--- START Dataset entries ---

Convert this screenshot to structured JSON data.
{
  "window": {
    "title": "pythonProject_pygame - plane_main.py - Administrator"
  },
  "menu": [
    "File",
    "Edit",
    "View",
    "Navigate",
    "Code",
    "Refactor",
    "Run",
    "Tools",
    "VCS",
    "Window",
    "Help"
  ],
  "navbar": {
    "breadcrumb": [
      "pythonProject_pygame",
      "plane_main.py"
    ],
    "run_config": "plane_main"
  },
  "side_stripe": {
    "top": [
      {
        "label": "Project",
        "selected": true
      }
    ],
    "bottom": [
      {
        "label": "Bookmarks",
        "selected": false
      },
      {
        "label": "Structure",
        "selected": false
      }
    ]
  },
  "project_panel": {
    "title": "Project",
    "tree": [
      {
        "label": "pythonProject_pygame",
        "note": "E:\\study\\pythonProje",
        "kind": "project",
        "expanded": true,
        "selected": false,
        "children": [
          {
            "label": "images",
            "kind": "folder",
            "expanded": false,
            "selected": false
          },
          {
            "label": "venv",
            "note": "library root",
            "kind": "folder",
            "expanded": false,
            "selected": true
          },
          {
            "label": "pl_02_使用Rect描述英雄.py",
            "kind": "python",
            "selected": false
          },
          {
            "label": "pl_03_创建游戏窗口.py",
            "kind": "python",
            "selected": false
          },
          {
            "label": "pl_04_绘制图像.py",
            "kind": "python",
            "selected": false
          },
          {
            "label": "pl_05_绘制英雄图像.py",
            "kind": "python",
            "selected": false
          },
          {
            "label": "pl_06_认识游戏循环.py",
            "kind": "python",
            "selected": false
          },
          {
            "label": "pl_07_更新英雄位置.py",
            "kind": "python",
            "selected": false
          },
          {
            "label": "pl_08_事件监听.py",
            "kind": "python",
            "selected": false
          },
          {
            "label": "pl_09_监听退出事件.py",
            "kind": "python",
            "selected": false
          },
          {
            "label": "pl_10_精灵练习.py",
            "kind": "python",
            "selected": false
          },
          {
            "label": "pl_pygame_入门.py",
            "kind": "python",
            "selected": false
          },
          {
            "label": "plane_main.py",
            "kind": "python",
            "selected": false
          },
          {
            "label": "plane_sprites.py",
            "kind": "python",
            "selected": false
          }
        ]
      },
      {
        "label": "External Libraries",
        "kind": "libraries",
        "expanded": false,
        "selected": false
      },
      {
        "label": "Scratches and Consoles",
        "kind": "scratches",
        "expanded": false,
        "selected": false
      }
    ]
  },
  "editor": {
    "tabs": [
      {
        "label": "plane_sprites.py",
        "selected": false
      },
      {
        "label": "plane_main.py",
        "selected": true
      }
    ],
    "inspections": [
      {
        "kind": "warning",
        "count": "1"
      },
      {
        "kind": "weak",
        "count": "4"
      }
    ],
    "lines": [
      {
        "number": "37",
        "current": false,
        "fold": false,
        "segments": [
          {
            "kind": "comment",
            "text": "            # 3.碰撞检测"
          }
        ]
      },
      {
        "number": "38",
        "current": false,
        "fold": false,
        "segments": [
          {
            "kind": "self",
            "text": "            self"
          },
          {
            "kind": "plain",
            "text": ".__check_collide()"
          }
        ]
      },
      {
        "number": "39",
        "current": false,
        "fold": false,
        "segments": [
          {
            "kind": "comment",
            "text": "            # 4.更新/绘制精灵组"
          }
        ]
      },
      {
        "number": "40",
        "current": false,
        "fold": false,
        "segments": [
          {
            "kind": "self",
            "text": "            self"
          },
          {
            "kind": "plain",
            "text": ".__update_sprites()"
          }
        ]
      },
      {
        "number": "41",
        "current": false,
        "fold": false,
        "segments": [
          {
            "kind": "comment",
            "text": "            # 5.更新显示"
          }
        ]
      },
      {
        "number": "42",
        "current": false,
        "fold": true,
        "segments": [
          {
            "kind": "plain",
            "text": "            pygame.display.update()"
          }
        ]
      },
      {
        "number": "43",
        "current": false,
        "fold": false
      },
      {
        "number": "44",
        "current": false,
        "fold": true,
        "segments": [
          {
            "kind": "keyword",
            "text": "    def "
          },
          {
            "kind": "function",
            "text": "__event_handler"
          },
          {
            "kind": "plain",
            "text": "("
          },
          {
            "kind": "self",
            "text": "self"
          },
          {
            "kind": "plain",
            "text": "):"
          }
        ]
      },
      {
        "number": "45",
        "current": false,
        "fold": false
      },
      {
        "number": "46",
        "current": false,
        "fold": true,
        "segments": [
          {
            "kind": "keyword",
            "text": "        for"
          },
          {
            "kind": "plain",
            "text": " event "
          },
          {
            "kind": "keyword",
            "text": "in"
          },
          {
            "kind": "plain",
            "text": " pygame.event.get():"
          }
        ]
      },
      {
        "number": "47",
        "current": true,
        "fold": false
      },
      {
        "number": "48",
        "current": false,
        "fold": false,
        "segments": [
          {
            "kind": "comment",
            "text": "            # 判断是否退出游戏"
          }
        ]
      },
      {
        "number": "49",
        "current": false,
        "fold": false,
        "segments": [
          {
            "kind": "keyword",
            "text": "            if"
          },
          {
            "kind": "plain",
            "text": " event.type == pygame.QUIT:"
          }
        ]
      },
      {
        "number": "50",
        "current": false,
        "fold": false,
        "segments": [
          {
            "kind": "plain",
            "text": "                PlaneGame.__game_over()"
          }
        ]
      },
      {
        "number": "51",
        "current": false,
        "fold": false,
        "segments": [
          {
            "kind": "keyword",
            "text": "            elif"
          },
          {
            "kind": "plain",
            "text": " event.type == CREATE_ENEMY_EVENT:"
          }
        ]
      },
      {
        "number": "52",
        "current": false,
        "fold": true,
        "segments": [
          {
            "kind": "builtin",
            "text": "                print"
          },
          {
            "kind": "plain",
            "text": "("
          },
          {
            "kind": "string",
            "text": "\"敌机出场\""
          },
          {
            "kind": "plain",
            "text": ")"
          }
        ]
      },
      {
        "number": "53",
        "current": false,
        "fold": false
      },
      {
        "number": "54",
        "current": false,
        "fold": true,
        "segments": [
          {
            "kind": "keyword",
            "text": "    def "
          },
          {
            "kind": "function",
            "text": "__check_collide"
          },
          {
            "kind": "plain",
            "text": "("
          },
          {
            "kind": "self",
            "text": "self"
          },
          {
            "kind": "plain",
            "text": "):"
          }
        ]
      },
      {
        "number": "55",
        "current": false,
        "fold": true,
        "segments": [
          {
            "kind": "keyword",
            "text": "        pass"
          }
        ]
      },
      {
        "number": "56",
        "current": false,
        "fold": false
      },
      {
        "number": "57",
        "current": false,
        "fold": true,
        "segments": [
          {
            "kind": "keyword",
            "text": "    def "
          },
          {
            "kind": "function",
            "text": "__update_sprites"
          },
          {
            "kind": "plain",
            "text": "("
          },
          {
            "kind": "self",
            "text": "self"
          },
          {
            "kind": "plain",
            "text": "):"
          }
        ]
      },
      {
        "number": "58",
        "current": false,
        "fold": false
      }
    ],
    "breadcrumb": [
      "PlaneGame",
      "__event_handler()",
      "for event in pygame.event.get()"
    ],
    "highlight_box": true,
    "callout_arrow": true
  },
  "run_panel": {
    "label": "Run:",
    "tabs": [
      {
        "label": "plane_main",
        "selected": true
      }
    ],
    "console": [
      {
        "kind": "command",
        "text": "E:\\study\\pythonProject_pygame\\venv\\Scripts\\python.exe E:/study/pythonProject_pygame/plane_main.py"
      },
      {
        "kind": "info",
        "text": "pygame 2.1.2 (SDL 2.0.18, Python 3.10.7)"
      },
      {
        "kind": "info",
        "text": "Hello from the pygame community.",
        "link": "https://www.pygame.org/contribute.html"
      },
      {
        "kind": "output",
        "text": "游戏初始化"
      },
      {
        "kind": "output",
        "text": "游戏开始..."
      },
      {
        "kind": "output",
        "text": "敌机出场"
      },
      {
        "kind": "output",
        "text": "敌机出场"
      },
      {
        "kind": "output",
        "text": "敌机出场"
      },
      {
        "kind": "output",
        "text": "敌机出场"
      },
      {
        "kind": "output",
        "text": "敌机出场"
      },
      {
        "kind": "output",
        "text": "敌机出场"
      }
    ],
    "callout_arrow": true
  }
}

--- END Dataset entries ---

◆ **Task details**
Only the number is wanted: how many lines in the data include the word "PlaneGame"?

◆ **Exercise answer**
2